§ Given task
Set each entry down verbatim, omitting images.

§ Entries taken from a collection
——
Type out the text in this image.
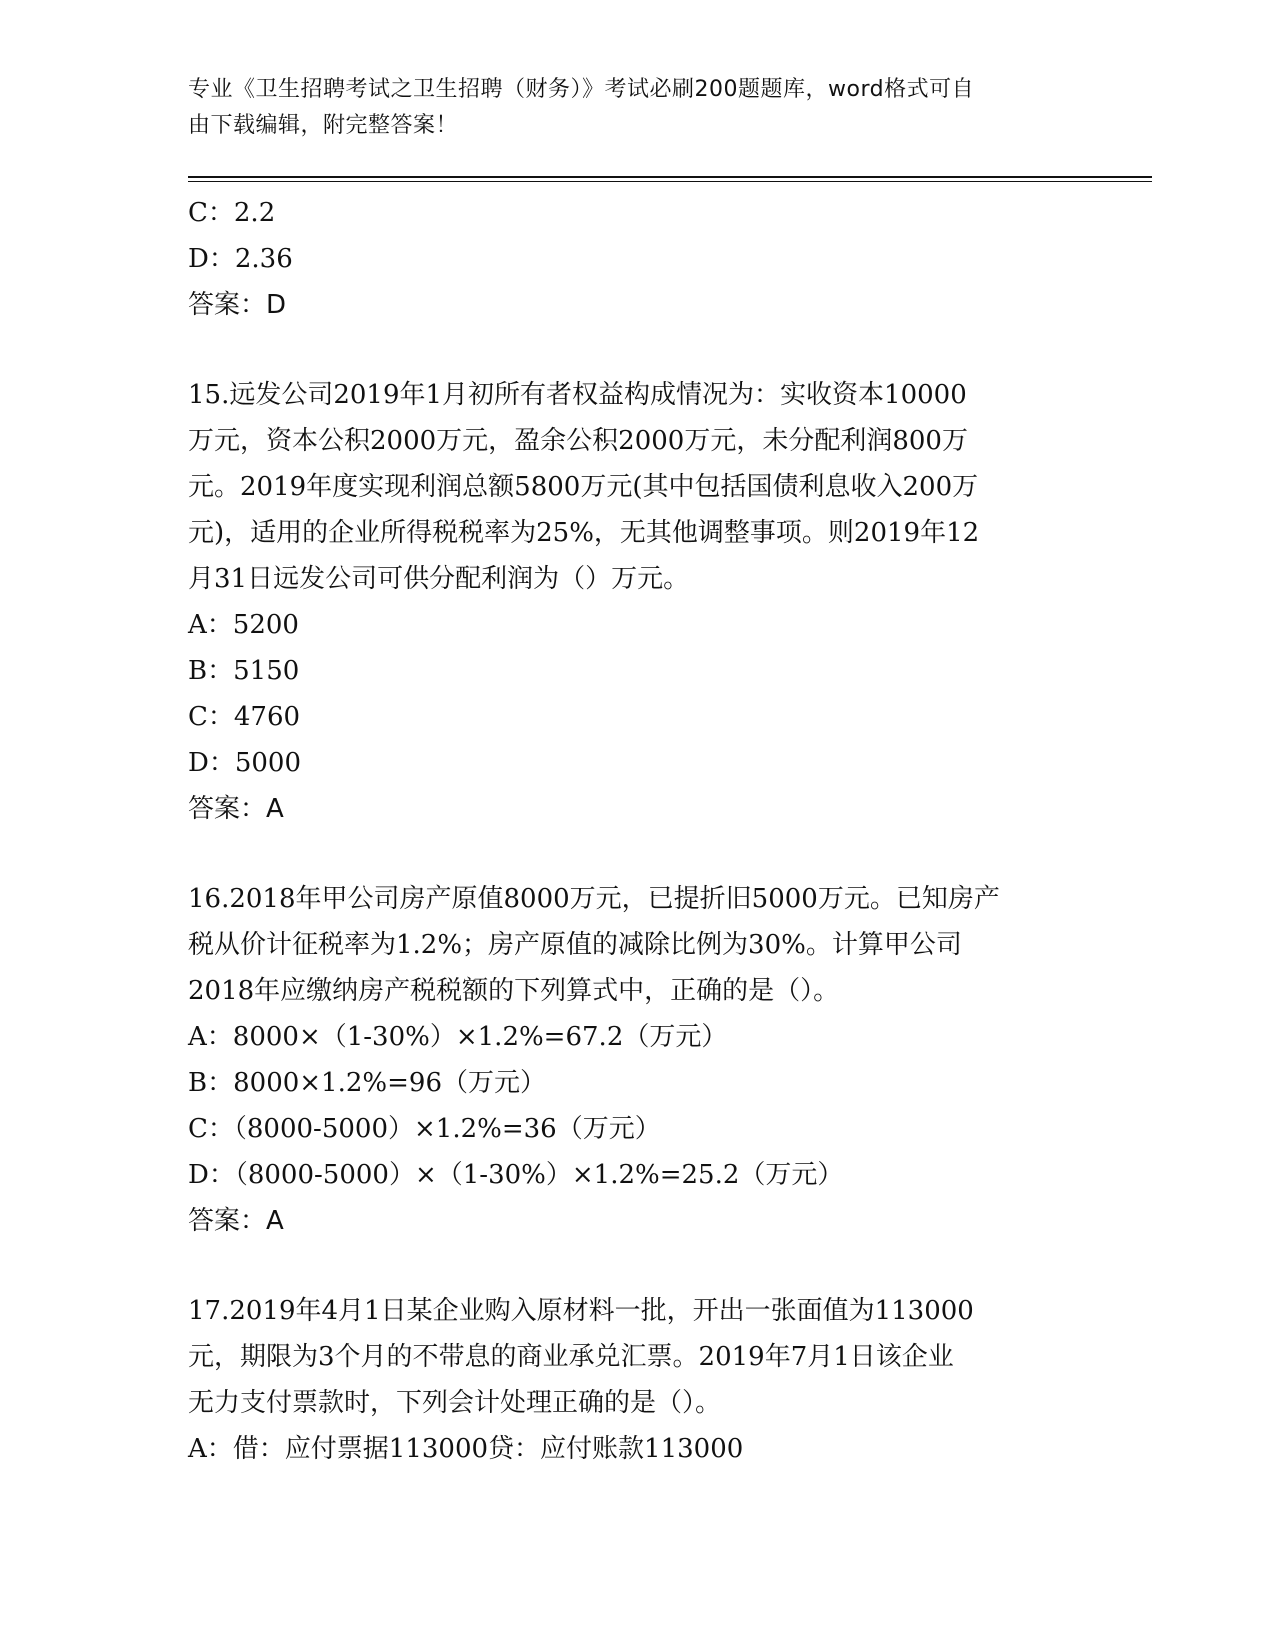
专业《卫生招聘考试之卫生招聘（财务）》考试必刷200题题库，word格式可自
由下载编辑，附完整答案！

C：2.2

D：2.36

答案：D

15.远发公司2019年1月初所有者权益构成情况为：实收资本10000

万元，资本公积2000万元，盈余公积2000万元，未分配利润800万

元。2019年度实现利润总额5800万元(其中包括国债利息收入200万

元)，适用的企业所得税税率为25%，无其他调整事项。则2019年12

月31日远发公司可供分配利润为（）万元。

A：5200

B：5150

C：4760

D：5000

答案：A

16.2018年甲公司房产原值8000万元，已提折旧5000万元。已知房产

税从价计征税率为1.2%；房产原值的减除比例为30%。计算甲公司

2018年应缴纳房产税税额的下列算式中，正确的是（）。

A：8000×（1-30%）×1.2%=67.2（万元）

B：8000×1.2%=96（万元）

C：（8000-5000）×1.2%=36（万元）

D：（8000-5000）×（1-30%）×1.2%=25.2（万元）

答案：A

17.2019年4月1日某企业购入原材料一批，开出一张面值为113000

元，期限为3个月的不带息的商业承兑汇票。2019年7月1日该企业

无力支付票款时，下列会计处理正确的是（）。

A：借：应付票据113000贷：应付账款113000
——
§ Solution
Type out the text in this image.
专业《卫生招聘考试之卫生招聘（财务）》考试必刷200题题库，word格式可自
由下载编辑，附完整答案！

C：2.2

D：2.36

答案：D

15.远发公司2019年1月初所有者权益构成情况为：实收资本10000

万元，资本公积2000万元，盈余公积2000万元，未分配利润800万

元。2019年度实现利润总额5800万元(其中包括国债利息收入200万

元)，适用的企业所得税税率为25%，无其他调整事项。则2019年12

月31日远发公司可供分配利润为（）万元。

A：5200

B：5150

C：4760

D：5000

答案：A

16.2018年甲公司房产原值8000万元，已提折旧5000万元。已知房产

税从价计征税率为1.2%；房产原值的减除比例为30%。计算甲公司

2018年应缴纳房产税税额的下列算式中，正确的是（）。

A：8000×（1-30%）×1.2%=67.2（万元）

B：8000×1.2%=96（万元）

C：（8000-5000）×1.2%=36（万元）

D：（8000-5000）×（1-30%）×1.2%=25.2（万元）

答案：A

17.2019年4月1日某企业购入原材料一批，开出一张面值为113000

元，期限为3个月的不带息的商业承兑汇票。2019年7月1日该企业

无力支付票款时，下列会计处理正确的是（）。

A：借：应付票据113000贷：应付账款113000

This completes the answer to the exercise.